* **SET PROBLEM**:
The records below are made of lines; count those holding the word "this" and give the number only.

(Dataset excerpt)
---*---

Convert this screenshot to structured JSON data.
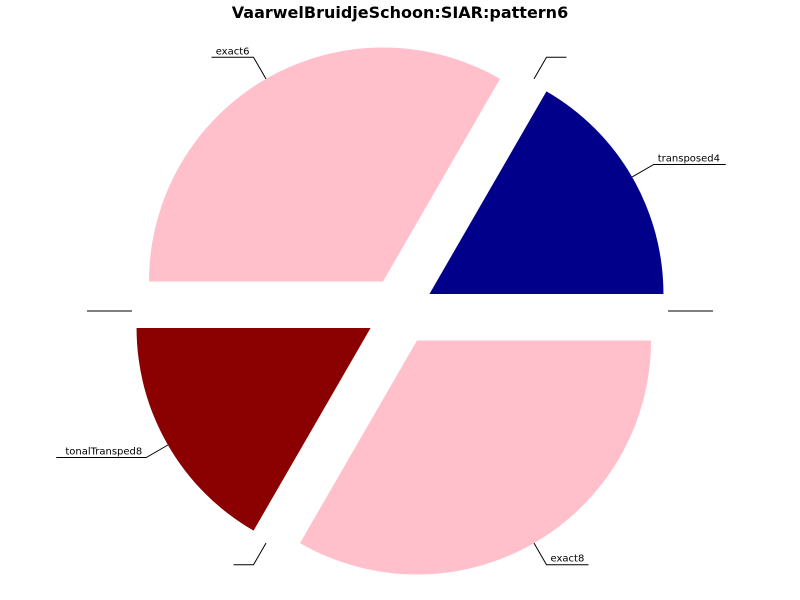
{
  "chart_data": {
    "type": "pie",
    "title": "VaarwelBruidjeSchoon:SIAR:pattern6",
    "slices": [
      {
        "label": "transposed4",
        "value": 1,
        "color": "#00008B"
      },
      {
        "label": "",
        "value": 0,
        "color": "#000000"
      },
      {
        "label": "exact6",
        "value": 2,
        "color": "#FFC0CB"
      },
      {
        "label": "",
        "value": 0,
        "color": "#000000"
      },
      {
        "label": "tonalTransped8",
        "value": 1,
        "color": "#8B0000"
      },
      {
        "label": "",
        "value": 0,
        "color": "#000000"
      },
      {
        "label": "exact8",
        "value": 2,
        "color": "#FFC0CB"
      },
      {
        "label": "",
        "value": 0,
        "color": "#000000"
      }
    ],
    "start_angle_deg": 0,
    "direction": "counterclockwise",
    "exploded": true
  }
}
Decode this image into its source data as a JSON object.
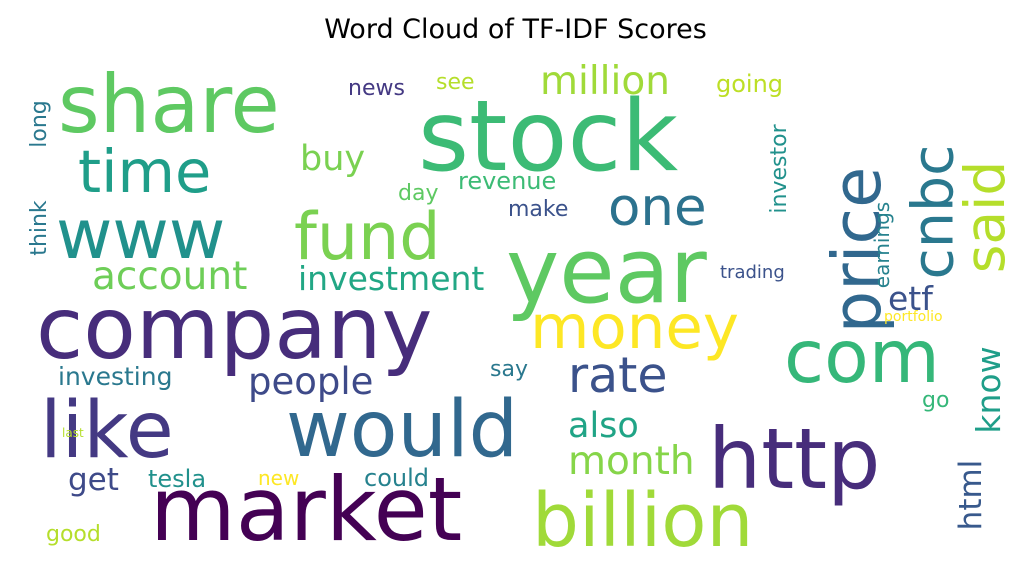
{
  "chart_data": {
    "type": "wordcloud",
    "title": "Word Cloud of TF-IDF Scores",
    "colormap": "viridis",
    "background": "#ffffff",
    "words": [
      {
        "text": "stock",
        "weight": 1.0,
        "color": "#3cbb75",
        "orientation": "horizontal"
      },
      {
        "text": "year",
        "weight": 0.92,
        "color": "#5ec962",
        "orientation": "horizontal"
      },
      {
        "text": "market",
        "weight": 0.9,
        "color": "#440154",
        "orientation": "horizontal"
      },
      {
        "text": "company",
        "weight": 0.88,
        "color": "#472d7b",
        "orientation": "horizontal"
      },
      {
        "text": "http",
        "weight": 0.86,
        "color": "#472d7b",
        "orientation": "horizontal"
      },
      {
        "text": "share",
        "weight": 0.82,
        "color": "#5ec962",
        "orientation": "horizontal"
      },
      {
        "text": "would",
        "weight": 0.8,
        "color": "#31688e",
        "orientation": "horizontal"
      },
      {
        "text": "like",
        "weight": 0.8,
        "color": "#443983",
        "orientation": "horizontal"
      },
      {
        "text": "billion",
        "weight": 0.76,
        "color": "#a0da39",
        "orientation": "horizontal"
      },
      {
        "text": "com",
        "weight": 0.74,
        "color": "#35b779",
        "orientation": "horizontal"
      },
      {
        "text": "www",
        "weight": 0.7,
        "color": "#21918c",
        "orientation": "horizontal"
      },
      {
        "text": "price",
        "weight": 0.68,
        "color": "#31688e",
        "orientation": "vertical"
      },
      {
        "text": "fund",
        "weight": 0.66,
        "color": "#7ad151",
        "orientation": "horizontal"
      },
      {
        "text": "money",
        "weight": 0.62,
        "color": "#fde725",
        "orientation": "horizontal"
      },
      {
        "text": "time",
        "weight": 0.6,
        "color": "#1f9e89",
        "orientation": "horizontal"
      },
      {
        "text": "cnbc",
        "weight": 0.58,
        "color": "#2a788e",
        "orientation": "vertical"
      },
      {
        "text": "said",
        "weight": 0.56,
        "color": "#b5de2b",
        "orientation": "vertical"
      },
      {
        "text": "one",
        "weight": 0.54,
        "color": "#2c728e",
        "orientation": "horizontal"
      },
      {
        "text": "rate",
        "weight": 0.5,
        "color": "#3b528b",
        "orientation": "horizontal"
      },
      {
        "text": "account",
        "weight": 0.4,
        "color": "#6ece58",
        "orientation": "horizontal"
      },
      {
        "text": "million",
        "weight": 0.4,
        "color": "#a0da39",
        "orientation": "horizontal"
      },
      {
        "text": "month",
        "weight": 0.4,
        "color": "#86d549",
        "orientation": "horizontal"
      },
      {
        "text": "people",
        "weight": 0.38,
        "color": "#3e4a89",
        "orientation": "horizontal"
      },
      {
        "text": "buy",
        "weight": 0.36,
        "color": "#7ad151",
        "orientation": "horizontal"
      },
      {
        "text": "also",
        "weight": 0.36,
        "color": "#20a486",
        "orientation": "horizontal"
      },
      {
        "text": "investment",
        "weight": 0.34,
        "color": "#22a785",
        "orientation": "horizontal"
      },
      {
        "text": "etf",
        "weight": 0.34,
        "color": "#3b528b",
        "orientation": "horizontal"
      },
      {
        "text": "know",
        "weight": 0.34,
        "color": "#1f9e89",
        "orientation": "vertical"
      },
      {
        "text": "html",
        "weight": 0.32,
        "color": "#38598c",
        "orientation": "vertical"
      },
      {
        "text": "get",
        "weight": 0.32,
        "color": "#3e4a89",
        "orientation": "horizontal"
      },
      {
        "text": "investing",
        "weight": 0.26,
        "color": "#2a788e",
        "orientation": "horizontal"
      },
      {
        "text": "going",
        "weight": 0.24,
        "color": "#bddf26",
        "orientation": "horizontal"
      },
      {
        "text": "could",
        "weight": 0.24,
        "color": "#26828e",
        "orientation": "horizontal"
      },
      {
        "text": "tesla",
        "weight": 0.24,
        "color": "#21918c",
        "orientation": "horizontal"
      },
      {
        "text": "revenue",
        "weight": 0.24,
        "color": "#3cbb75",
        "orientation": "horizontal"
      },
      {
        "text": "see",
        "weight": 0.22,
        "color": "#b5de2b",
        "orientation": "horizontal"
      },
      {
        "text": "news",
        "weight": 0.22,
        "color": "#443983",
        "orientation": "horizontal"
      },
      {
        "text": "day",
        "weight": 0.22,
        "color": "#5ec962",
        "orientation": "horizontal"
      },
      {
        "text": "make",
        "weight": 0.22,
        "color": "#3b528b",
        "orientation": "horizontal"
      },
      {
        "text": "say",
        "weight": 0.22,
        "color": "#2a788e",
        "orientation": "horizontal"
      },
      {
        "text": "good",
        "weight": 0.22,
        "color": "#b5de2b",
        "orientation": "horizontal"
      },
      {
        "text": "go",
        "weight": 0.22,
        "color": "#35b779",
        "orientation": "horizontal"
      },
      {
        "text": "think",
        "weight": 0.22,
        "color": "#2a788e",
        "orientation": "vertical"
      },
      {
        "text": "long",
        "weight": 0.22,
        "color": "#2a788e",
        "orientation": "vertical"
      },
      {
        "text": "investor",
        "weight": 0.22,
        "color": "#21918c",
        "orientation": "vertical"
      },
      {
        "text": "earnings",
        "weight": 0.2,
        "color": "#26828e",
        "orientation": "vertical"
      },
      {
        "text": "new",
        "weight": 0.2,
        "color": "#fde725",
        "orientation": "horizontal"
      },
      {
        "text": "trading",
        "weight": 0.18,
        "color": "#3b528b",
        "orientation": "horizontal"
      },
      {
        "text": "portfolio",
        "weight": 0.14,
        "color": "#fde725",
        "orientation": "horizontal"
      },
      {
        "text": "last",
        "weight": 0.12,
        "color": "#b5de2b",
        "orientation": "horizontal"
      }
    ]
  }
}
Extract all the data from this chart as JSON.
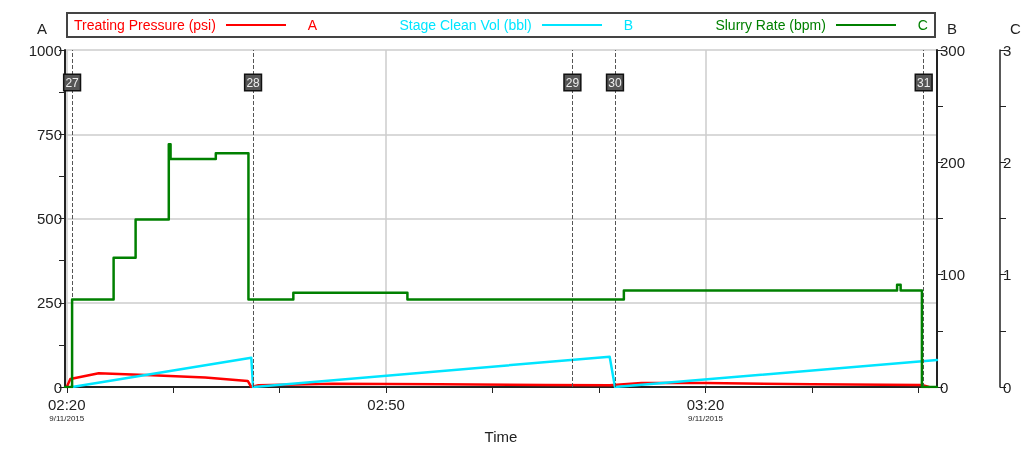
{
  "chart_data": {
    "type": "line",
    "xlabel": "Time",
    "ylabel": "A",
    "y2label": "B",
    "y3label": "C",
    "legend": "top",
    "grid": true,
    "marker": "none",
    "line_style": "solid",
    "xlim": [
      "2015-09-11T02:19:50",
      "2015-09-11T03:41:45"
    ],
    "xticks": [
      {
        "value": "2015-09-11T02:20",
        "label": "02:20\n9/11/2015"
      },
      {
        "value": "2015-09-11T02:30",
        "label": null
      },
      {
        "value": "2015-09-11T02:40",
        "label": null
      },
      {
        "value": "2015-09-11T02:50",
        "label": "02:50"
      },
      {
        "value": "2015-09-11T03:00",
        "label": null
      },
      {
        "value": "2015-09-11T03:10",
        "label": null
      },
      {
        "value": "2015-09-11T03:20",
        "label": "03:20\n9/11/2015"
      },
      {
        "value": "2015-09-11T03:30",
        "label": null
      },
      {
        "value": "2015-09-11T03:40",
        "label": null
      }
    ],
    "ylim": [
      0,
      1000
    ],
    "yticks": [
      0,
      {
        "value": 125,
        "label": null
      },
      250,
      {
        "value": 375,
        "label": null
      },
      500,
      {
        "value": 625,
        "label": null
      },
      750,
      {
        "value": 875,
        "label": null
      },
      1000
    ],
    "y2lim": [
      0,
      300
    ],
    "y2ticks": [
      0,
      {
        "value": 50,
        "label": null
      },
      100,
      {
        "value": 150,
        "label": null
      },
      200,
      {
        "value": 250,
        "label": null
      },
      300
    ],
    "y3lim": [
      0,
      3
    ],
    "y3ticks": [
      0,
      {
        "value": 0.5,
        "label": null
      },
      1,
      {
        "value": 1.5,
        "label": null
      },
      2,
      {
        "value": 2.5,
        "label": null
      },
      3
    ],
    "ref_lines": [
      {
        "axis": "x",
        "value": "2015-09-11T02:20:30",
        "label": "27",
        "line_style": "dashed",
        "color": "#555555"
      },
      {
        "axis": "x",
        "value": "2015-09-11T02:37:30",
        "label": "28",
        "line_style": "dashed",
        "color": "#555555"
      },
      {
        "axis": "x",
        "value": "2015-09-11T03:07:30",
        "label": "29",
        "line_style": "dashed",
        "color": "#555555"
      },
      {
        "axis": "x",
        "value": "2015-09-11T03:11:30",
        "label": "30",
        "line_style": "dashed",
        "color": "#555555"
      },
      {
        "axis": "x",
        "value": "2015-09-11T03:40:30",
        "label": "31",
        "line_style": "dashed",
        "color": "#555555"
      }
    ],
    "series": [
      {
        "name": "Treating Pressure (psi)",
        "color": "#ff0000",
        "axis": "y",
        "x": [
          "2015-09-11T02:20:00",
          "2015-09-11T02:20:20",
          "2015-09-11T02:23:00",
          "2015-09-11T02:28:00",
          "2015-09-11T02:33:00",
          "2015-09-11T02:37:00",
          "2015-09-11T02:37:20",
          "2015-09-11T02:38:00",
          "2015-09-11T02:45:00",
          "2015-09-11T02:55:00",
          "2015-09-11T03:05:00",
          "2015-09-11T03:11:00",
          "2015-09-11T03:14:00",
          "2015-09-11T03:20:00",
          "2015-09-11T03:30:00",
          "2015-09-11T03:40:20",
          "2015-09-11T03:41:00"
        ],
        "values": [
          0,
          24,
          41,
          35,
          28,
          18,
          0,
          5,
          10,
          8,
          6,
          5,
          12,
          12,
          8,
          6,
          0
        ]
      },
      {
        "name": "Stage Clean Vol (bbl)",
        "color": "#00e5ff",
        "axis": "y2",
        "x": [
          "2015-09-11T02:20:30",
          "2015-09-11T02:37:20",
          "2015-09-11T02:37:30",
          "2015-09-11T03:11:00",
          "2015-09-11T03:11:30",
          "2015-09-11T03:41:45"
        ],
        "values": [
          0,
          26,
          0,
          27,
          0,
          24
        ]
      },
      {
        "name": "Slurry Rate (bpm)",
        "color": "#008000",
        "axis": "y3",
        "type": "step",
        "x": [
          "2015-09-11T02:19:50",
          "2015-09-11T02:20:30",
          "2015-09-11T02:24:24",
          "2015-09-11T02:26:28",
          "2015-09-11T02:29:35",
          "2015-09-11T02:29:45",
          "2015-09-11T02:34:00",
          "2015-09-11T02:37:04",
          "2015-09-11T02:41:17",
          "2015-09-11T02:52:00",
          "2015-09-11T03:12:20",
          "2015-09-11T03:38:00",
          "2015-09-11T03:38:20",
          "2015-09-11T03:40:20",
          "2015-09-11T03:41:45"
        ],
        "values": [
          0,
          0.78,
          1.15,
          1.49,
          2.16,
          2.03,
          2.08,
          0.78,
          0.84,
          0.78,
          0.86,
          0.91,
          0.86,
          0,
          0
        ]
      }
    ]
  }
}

---*---

* **OUTPUT**:
3